BEGIN

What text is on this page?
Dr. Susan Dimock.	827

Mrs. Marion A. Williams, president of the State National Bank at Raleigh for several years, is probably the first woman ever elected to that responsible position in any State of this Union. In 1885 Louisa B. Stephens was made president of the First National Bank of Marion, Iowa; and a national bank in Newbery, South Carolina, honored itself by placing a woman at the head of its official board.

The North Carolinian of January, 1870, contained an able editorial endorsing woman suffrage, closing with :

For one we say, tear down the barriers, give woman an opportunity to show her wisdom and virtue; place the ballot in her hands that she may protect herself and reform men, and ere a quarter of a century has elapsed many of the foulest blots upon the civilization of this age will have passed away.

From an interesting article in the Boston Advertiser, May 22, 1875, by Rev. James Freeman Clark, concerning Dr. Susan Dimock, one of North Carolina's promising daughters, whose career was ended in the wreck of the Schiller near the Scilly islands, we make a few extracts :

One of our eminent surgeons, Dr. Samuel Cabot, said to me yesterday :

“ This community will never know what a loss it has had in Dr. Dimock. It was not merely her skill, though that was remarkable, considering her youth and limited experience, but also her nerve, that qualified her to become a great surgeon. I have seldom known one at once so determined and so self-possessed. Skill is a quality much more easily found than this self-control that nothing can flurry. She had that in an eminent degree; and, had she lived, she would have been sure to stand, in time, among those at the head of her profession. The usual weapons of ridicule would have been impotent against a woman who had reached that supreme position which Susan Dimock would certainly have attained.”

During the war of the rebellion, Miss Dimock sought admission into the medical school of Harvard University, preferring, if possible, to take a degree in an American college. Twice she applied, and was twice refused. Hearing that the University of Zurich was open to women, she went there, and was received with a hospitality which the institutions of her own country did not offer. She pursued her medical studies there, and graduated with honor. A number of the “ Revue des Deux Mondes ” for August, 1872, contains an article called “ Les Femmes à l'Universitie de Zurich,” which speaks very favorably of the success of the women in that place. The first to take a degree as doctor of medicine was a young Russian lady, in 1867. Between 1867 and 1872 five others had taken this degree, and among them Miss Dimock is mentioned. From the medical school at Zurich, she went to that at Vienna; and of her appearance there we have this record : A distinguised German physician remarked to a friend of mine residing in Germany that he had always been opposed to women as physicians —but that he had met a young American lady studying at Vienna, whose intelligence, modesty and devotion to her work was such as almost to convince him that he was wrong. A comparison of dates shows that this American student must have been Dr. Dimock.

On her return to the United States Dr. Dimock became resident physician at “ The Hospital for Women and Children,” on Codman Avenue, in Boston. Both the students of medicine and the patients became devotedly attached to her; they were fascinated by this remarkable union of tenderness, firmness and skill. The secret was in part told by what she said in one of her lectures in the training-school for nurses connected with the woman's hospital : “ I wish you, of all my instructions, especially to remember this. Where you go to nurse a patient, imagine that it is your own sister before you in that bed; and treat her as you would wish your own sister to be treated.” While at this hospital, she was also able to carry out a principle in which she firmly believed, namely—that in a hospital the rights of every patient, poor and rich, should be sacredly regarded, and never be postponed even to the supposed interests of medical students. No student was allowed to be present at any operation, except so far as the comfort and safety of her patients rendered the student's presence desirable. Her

END

Exercise prompt: From the entries, copy every line in which the word "North" occurs.

Result of this exercise:
The North Carolinian of January, 1870, contained an able editorial endorsing woman suffrage, closing with :
From an interesting article in the Boston Advertiser, May 22, 1875, by Rev. James Freeman Clark, concerning Dr. Susan Dimock, one of North Carolina's promising daughters, whose career was ended in the wreck of the Schiller near the Scilly islands, we make a few extracts :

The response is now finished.